▶ WRITTEN TASK: Transcribe the records below exactly, leaving out any pictures.

Dataset rows
— Begin —

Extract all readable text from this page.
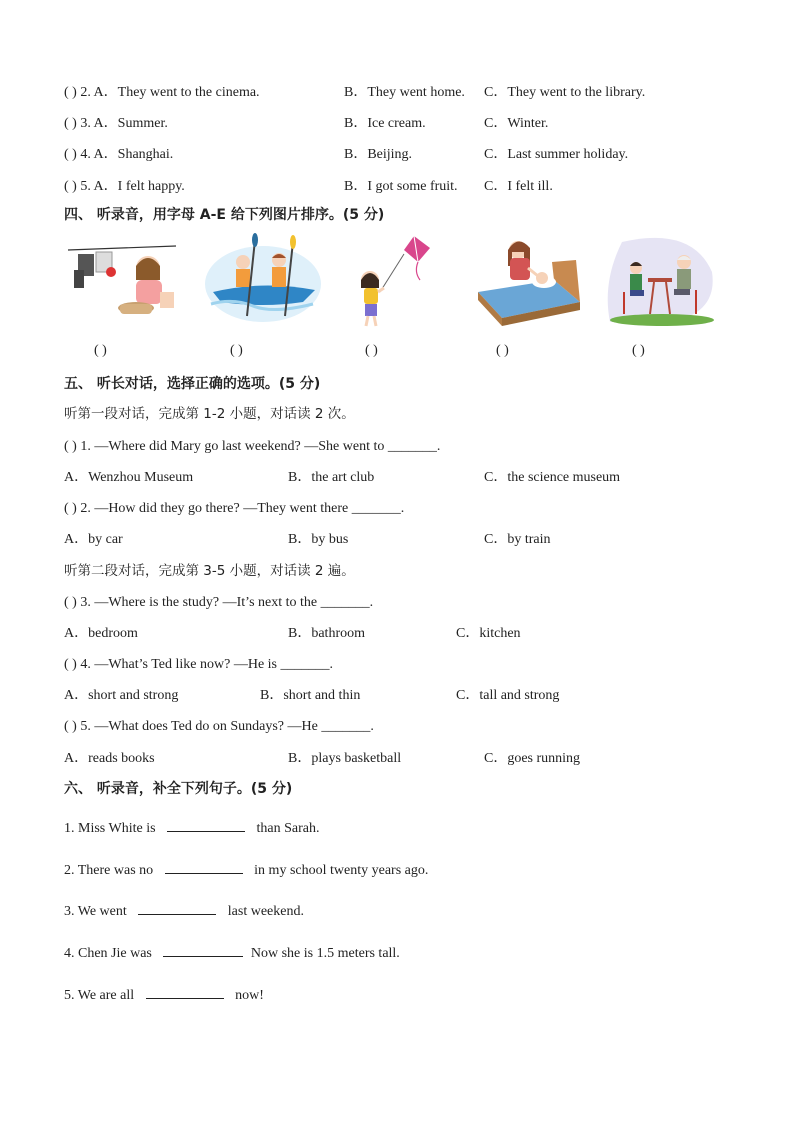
( ) 2. A．They went to the cinema.	B．They went home. C．They went to the library.
( ) 3. A．Summer.	B．Ice cream.	C．Winter.
( ) 4. A．Shanghai.	B．Beijing.	C．Last summer holiday.
( ) 5. A．I felt happy.	B．I got some fruit. C．I felt ill.
四、 听录音，用字母 A-E 给下列图片排序。(5 分)
( )	( )	( )	( )	( )
五、 听长对话，选择正确的选项。(5 分)
听第一段对话，完成第 1-2 小题，对话读 2 次。
( ) 1. —Where did Mary go last weekend? —She went to _______.
A．Wenzhou Museum	B．the art club	C．the science museum
( ) 2. —How did they go there? —They went there _______.
A．by car	B．by bus	C．by train
听第二段对话，完成第 3-5 小题，对话读 2 遍。
( ) 3. —Where is the study? —It’s next to the _______.
A．bedroom	B．bathroom	C．kitchen
( ) 4. —What’s Ted like now? —He is _______.
A．short and strong	B．short and thin	C．tall and strong
( ) 5. —What does Ted do on Sundays? —He _______.
A．reads books	B．plays basketball	C．goes running
六、 听录音，补全下列句子。(5 分)
1. Miss White is	than Sarah.
2. There was no	in my school twenty years ago.
3. We went	last weekend.
4. Chen Jie was	Now she is 1.5 meters tall.
5. We are all	now!
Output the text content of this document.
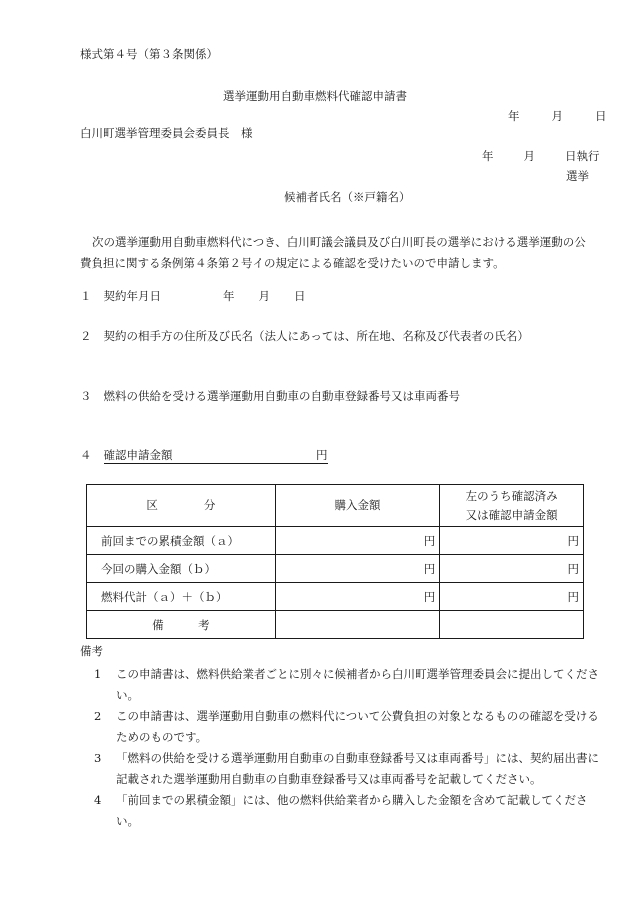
様式第４号（第３条関係）
選挙運動用自動車燃料代確認申請書
年	月	日
白川町選挙管理委員会委員長　様
年	月	日執行
選挙
候補者氏名（※戸籍名）
次の選挙運動用自動車燃料代につき、白川町議会議員及び白川町長の選挙における選挙運動の公費負担に関する条例第４条第２号イの規定による確認を受けたいので申請します。
１ 契約年月日	年 月 日
２ 契約の相手方の住所及び氏名（法人にあっては、所在地、名称及び代表者の氏名）
３ 燃料の供給を受ける選挙運動用自動車の自動車登録番号又は車両番号
４ 確認申請金額	円
区　　　　分	購入金額	左のうち確認済み
又は確認申請金額
前回までの累積金額（ａ）	円	円
今回の購入金額（ｂ）	円	円
燃料代計（ａ）＋（ｂ）	円	円
備　　　考		
備考
1	この申請書は、燃料供給業者ごとに別々に候補者から白川町選挙管理委員会に提出してください。
2	この申請書は、選挙運動用自動車の燃料代について公費負担の対象となるものの確認を受けるためのものです。
3	「燃料の供給を受ける選挙運動用自動車の自動車登録番号又は車両番号」には、契約届出書に記載された選挙運動用自動車の自動車登録番号又は車両番号を記載してください。
4	「前回までの累積金額」には、他の燃料供給業者から購入した金額を含めて記載してください。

— End —

▶ RIGHT ANSWER:
Extract all readable text from this page.
( ) 2. A．They went to the cinema.	B．They went home. C．They went to the library.
( ) 3. A．Summer.	B．Ice cream.	C．Winter.
( ) 4. A．Shanghai.	B．Beijing.	C．Last summer holiday.
( ) 5. A．I felt happy.	B．I got some fruit. C．I felt ill.
四、 听录音，用字母 A-E 给下列图片排序。(5 分)
( )	( )	( )	( )	( )
五、 听长对话，选择正确的选项。(5 分)
听第一段对话，完成第 1-2 小题，对话读 2 次。
( ) 1. —Where did Mary go last weekend? —She went to _______.
A．Wenzhou Museum	B．the art club	C．the science museum
( ) 2. —How did they go there? —They went there _______.
A．by car	B．by bus	C．by train
听第二段对话，完成第 3-5 小题，对话读 2 遍。
( ) 3. —Where is the study? —It’s next to the _______.
A．bedroom	B．bathroom	C．kitchen
( ) 4. —What’s Ted like now? —He is _______.
A．short and strong	B．short and thin	C．tall and strong
( ) 5. —What does Ted do on Sundays? —He _______.
A．reads books	B．plays basketball	C．goes running
六、 听录音，补全下列句子。(5 分)
1. Miss White is	than Sarah.
2. There was no	in my school twenty years ago.
3. We went	last weekend.
4. Chen Jie was	Now she is 1.5 meters tall.
5. We are all	now!
Output the text content of this document.
様式第４号（第３条関係）
選挙運動用自動車燃料代確認申請書
年	月	日
白川町選挙管理委員会委員長　様
年	月	日執行
選挙
候補者氏名（※戸籍名）
次の選挙運動用自動車燃料代につき、白川町議会議員及び白川町長の選挙における選挙運動の公費負担に関する条例第４条第２号イの規定による確認を受けたいので申請します。
１ 契約年月日	年 月 日
２ 契約の相手方の住所及び氏名（法人にあっては、所在地、名称及び代表者の氏名）
３ 燃料の供給を受ける選挙運動用自動車の自動車登録番号又は車両番号
４ 確認申請金額	円
区　　　　分	購入金額	左のうち確認済み
又は確認申請金額
前回までの累積金額（ａ）	円	円
今回の購入金額（ｂ）	円	円
燃料代計（ａ）＋（ｂ）	円	円
備　　　考		
備考
1	この申請書は、燃料供給業者ごとに別々に候補者から白川町選挙管理委員会に提出してください。
2	この申請書は、選挙運動用自動車の燃料代について公費負担の対象となるものの確認を受けるためのものです。
3	「燃料の供給を受ける選挙運動用自動車の自動車登録番号又は車両番号」には、契約届出書に記載された選挙運動用自動車の自動車登録番号又は車両番号を記載してください。
4	「前回までの累積金額」には、他の燃料供給業者から購入した金額を含めて記載してください。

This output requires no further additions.